## Task objective
Look through the records that follow. Copy every line containing the word "text".

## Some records
<<<<
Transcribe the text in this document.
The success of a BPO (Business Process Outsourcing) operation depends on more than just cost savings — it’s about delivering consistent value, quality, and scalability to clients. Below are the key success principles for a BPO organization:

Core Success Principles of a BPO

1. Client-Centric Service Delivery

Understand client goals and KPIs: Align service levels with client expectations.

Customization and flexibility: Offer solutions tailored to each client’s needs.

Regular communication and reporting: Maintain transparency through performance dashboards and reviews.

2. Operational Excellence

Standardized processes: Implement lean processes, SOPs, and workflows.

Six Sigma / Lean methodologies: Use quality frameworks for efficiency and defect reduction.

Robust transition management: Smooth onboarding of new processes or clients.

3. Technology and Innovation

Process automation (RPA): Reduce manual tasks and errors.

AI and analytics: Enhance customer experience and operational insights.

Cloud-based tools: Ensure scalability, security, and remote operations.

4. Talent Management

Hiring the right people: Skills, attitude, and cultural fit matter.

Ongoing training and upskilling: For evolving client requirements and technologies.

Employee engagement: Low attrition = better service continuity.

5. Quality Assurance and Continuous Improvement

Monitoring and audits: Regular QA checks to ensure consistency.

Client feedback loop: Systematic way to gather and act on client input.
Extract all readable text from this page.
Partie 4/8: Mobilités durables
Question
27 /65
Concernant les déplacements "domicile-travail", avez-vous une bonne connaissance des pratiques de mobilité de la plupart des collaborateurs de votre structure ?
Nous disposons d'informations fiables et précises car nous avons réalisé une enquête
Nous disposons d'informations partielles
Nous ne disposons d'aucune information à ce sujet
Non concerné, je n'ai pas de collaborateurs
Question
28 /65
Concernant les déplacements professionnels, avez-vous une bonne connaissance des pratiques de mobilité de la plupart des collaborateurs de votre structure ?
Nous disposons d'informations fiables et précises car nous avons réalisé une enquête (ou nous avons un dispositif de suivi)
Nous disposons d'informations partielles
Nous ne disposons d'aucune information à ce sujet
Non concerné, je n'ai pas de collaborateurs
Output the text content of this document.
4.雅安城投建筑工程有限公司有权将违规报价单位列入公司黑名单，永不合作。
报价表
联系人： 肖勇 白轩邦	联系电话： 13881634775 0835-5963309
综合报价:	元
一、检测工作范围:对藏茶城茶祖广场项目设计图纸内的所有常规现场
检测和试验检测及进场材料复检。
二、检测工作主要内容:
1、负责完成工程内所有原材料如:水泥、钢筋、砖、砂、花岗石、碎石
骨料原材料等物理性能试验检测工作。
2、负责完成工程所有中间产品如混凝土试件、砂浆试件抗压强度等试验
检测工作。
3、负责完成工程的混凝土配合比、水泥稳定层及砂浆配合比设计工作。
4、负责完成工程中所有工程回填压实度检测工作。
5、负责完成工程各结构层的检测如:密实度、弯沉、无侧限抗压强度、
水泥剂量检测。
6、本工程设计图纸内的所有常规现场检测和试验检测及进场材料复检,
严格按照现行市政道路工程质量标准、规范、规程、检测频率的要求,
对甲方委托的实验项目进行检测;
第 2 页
>>>>
<<<<
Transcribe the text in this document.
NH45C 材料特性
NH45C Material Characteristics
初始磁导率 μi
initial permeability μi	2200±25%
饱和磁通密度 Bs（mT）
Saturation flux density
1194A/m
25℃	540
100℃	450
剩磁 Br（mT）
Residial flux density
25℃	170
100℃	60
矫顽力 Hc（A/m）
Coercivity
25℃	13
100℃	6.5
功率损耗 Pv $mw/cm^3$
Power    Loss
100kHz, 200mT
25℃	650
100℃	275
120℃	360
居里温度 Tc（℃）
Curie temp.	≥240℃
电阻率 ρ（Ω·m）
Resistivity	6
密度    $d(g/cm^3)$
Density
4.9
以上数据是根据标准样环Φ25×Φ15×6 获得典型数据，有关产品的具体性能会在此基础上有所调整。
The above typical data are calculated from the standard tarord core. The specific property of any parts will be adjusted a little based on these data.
>>>>
## Response
Transcribe the text in this document.
Extract all readable text from this page.
Output the text content of this document.
Transcribe the text in this document.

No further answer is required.